- [Records to use]
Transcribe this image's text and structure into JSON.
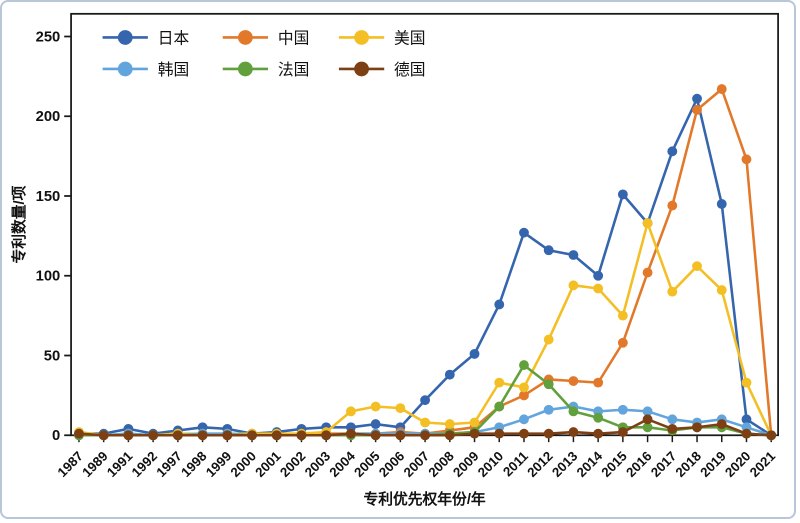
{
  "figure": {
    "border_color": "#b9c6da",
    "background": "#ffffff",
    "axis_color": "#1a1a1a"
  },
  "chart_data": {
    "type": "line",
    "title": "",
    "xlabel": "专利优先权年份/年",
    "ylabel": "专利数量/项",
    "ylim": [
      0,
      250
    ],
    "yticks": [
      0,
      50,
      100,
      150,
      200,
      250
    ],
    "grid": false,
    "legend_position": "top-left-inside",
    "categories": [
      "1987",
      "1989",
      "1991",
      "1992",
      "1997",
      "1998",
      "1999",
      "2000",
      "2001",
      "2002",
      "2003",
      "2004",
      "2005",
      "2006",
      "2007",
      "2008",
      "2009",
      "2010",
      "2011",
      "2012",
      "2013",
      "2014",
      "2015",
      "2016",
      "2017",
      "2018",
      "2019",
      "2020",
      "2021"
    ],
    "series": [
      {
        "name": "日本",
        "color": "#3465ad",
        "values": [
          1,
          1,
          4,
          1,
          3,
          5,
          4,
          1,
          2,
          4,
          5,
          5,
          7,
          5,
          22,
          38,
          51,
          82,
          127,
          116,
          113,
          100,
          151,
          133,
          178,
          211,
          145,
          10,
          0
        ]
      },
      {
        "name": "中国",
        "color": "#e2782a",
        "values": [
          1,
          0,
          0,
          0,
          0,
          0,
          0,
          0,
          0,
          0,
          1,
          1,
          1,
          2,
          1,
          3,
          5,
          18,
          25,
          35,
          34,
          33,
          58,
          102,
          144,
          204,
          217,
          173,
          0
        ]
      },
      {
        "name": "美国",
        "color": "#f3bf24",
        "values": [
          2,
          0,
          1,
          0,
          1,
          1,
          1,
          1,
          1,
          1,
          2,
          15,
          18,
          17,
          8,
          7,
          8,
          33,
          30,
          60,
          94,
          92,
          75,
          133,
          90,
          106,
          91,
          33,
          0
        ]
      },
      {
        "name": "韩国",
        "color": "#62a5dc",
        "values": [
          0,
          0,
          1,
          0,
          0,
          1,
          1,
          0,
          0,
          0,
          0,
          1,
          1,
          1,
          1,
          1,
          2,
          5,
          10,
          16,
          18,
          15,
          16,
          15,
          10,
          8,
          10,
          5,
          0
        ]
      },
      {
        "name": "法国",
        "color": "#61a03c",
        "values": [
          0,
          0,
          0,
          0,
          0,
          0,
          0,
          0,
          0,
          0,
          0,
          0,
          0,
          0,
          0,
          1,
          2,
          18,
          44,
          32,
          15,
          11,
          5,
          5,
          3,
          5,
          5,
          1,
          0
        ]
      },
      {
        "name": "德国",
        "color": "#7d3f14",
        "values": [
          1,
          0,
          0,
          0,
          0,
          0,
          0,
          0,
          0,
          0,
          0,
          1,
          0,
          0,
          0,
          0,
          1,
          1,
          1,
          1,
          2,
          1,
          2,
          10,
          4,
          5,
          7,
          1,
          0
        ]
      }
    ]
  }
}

- [What needs to be done] Leave the pictures out and write out every entry exactly as given.

- [Exercise solution]
Transcribe this image's text and structure into JSON.
{
  "figure": {
    "border_color": "#b9c6da",
    "background": "#ffffff",
    "axis_color": "#1a1a1a"
  },
  "chart_data": {
    "type": "line",
    "title": "",
    "xlabel": "专利优先权年份/年",
    "ylabel": "专利数量/项",
    "ylim": [
      0,
      250
    ],
    "yticks": [
      0,
      50,
      100,
      150,
      200,
      250
    ],
    "grid": false,
    "legend_position": "top-left-inside",
    "categories": [
      "1987",
      "1989",
      "1991",
      "1992",
      "1997",
      "1998",
      "1999",
      "2000",
      "2001",
      "2002",
      "2003",
      "2004",
      "2005",
      "2006",
      "2007",
      "2008",
      "2009",
      "2010",
      "2011",
      "2012",
      "2013",
      "2014",
      "2015",
      "2016",
      "2017",
      "2018",
      "2019",
      "2020",
      "2021"
    ],
    "series": [
      {
        "name": "日本",
        "color": "#3465ad",
        "values": [
          1,
          1,
          4,
          1,
          3,
          5,
          4,
          1,
          2,
          4,
          5,
          5,
          7,
          5,
          22,
          38,
          51,
          82,
          127,
          116,
          113,
          100,
          151,
          133,
          178,
          211,
          145,
          10,
          0
        ]
      },
      {
        "name": "中国",
        "color": "#e2782a",
        "values": [
          1,
          0,
          0,
          0,
          0,
          0,
          0,
          0,
          0,
          0,
          1,
          1,
          1,
          2,
          1,
          3,
          5,
          18,
          25,
          35,
          34,
          33,
          58,
          102,
          144,
          204,
          217,
          173,
          0
        ]
      },
      {
        "name": "美国",
        "color": "#f3bf24",
        "values": [
          2,
          0,
          1,
          0,
          1,
          1,
          1,
          1,
          1,
          1,
          2,
          15,
          18,
          17,
          8,
          7,
          8,
          33,
          30,
          60,
          94,
          92,
          75,
          133,
          90,
          106,
          91,
          33,
          0
        ]
      },
      {
        "name": "韩国",
        "color": "#62a5dc",
        "values": [
          0,
          0,
          1,
          0,
          0,
          1,
          1,
          0,
          0,
          0,
          0,
          1,
          1,
          1,
          1,
          1,
          2,
          5,
          10,
          16,
          18,
          15,
          16,
          15,
          10,
          8,
          10,
          5,
          0
        ]
      },
      {
        "name": "法国",
        "color": "#61a03c",
        "values": [
          0,
          0,
          0,
          0,
          0,
          0,
          0,
          0,
          0,
          0,
          0,
          0,
          0,
          0,
          0,
          1,
          2,
          18,
          44,
          32,
          15,
          11,
          5,
          5,
          3,
          5,
          5,
          1,
          0
        ]
      },
      {
        "name": "德国",
        "color": "#7d3f14",
        "values": [
          1,
          0,
          0,
          0,
          0,
          0,
          0,
          0,
          0,
          0,
          0,
          1,
          0,
          0,
          0,
          0,
          1,
          1,
          1,
          1,
          2,
          1,
          2,
          10,
          4,
          5,
          7,
          1,
          0
        ]
      }
    ]
  }
}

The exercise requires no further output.